- _Required work_
Spot each line that carries the word "meinen"; copy those lines.

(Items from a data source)
╔══

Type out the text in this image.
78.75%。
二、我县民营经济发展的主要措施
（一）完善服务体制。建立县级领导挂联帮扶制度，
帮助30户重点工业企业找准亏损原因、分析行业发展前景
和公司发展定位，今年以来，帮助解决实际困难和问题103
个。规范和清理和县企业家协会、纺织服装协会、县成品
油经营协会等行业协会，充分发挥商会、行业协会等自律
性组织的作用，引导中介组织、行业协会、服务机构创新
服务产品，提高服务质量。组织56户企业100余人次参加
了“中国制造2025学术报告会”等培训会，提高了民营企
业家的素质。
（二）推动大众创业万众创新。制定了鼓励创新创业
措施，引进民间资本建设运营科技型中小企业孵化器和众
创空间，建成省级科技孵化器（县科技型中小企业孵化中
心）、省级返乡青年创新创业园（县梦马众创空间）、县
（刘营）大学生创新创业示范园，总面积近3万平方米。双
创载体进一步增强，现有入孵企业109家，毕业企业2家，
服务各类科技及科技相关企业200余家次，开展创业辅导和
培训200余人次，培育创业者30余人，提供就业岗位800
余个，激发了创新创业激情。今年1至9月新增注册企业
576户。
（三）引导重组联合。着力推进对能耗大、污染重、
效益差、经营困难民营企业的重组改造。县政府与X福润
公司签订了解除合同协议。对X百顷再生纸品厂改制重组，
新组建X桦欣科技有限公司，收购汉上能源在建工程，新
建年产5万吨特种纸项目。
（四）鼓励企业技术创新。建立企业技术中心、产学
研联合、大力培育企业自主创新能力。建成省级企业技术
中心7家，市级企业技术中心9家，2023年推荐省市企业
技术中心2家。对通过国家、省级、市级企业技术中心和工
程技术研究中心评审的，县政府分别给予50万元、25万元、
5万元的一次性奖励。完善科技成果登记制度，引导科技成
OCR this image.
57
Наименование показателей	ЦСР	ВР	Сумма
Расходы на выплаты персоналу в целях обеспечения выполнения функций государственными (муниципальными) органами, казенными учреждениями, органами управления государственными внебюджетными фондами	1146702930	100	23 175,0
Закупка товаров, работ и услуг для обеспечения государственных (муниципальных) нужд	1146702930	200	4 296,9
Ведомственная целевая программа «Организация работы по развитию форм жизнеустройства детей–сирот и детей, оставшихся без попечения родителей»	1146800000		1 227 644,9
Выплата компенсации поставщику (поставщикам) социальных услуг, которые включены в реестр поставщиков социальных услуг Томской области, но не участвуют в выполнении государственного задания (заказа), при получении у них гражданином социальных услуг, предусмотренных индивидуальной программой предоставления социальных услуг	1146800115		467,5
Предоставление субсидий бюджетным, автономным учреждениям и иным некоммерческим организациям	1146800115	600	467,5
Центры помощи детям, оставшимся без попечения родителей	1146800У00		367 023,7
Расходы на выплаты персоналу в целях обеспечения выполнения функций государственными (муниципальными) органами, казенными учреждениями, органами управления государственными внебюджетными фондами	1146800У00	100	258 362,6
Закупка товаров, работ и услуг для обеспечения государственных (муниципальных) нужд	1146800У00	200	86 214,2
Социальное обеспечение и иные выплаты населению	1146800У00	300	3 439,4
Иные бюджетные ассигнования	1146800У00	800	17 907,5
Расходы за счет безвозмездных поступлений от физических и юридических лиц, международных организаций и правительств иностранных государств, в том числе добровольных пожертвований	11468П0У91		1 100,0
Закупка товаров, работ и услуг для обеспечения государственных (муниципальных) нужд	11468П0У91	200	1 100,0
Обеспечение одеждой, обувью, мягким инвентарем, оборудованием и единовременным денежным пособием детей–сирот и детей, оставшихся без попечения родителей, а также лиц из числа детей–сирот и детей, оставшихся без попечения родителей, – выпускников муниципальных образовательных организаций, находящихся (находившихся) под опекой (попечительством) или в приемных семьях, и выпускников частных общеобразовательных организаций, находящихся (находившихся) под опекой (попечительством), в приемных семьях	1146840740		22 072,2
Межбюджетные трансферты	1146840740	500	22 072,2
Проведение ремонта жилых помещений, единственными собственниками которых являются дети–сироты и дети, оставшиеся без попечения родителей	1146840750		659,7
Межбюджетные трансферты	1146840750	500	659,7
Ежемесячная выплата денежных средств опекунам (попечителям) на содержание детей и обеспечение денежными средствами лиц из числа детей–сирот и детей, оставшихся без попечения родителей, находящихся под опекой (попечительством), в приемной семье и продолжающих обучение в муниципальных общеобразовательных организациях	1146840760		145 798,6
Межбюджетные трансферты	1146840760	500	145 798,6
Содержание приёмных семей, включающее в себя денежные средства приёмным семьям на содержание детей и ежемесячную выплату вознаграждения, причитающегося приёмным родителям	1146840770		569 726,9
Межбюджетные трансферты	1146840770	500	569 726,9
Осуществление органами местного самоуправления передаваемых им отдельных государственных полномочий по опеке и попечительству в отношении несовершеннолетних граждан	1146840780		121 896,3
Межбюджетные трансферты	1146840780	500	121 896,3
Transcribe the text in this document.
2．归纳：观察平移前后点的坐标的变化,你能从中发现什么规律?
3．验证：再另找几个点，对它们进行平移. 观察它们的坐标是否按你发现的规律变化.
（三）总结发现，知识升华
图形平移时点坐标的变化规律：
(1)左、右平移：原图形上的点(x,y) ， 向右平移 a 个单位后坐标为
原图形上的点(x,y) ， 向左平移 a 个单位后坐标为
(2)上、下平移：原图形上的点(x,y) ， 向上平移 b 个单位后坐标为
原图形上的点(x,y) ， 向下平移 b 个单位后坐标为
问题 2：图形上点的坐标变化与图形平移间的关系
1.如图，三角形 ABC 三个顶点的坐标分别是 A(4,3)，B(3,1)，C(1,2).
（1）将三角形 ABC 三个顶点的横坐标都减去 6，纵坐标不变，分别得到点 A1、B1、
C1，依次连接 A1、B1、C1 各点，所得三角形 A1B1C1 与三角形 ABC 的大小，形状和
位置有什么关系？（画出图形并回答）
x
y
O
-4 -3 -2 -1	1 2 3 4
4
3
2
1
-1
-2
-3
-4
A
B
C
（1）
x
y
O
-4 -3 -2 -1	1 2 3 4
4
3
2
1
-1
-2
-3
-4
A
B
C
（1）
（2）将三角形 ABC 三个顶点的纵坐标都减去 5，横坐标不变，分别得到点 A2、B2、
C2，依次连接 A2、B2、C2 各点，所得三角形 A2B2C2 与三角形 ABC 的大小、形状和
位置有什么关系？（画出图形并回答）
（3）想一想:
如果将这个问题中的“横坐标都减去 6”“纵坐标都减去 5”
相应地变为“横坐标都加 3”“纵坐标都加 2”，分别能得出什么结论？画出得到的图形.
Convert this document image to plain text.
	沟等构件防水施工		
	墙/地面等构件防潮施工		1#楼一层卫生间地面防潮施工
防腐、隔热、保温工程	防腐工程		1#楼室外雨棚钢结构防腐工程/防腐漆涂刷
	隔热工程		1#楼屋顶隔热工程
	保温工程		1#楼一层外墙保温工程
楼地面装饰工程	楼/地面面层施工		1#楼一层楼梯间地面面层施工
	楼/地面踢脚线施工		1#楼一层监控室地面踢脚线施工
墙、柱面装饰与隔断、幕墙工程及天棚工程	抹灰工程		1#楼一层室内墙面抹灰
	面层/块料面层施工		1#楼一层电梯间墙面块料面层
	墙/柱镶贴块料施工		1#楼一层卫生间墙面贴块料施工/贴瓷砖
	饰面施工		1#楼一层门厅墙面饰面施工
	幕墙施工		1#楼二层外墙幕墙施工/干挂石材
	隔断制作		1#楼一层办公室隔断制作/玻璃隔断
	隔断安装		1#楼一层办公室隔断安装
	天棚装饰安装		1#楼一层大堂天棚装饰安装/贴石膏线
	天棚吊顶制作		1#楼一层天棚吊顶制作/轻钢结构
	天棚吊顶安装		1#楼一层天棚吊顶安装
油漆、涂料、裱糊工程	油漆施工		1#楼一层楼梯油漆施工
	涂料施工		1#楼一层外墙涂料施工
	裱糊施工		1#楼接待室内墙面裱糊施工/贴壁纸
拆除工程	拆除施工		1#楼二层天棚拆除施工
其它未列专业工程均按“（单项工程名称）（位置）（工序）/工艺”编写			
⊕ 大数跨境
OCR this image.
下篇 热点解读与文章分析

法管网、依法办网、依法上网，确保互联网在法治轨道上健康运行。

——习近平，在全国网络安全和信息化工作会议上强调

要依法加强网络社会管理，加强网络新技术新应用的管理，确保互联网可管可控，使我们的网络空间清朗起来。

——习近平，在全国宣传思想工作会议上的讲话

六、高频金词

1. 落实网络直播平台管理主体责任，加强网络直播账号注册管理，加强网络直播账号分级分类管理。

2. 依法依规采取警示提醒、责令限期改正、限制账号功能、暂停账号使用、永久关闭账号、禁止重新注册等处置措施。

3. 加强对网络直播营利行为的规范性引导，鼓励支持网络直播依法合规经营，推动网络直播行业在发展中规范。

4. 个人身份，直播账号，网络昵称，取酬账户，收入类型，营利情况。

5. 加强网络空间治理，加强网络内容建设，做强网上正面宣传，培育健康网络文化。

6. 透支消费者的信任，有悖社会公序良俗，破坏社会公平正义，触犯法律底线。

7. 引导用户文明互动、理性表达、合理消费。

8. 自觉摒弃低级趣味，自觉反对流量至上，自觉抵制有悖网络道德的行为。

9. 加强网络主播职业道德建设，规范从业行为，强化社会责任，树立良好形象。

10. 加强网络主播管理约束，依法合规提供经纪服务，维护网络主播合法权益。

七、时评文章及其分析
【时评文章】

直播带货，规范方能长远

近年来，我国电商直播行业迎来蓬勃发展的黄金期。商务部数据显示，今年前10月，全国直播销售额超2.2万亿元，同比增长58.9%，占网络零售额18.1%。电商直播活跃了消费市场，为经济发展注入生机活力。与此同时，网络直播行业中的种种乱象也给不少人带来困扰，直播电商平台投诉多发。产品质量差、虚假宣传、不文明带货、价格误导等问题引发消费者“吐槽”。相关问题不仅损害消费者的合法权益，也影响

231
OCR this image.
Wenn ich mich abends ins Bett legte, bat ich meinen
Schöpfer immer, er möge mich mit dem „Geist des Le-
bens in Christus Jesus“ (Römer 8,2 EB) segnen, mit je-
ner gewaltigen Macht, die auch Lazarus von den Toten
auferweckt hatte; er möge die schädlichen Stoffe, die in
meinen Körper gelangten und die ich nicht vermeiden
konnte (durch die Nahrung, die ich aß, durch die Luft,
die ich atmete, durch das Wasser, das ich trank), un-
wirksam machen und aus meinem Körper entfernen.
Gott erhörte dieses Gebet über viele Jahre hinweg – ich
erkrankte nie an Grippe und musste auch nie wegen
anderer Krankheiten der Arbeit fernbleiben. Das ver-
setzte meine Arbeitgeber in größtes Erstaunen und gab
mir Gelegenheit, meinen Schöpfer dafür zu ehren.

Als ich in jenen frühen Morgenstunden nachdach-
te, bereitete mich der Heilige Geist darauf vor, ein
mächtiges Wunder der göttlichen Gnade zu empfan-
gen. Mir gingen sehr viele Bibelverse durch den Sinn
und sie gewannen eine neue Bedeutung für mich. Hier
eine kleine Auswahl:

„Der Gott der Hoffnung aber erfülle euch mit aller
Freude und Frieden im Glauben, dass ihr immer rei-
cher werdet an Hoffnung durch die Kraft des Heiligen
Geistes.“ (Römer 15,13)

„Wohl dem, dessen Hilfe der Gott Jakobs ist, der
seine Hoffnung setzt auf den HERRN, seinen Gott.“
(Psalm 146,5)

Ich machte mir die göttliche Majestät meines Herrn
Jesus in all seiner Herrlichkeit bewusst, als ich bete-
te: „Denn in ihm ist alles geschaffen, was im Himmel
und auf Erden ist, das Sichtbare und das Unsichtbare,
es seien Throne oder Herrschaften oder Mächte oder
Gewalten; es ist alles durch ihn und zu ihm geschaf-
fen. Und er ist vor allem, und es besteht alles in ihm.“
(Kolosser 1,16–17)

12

╚══

- _Task answer_
Wenn ich mich abends ins Bett legte, bat ich meinen
meinen Körper gelangten und die ich nicht vermeiden
mir Gelegenheit, meinen Schöpfer dafür zu ehren.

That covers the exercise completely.